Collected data
──────

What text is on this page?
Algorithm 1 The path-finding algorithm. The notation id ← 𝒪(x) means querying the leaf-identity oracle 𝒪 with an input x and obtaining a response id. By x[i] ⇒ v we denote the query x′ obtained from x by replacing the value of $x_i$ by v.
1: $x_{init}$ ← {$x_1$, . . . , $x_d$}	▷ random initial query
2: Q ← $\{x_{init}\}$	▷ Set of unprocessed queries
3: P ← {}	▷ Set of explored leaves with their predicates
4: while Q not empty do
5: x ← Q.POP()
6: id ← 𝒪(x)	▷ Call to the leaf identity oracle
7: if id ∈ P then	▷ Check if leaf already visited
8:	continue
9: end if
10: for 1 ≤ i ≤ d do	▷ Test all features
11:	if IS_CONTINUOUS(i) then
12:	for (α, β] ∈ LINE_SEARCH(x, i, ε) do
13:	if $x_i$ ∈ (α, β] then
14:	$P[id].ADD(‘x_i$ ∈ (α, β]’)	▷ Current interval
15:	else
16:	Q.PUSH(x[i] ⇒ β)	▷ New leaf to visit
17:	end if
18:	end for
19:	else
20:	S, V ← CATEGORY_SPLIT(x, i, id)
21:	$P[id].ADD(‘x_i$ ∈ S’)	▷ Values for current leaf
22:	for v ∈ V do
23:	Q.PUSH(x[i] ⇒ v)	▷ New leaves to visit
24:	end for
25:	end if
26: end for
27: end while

──────

Tally up the lines with the word "oracle" in them, and answer with that number by itself.

2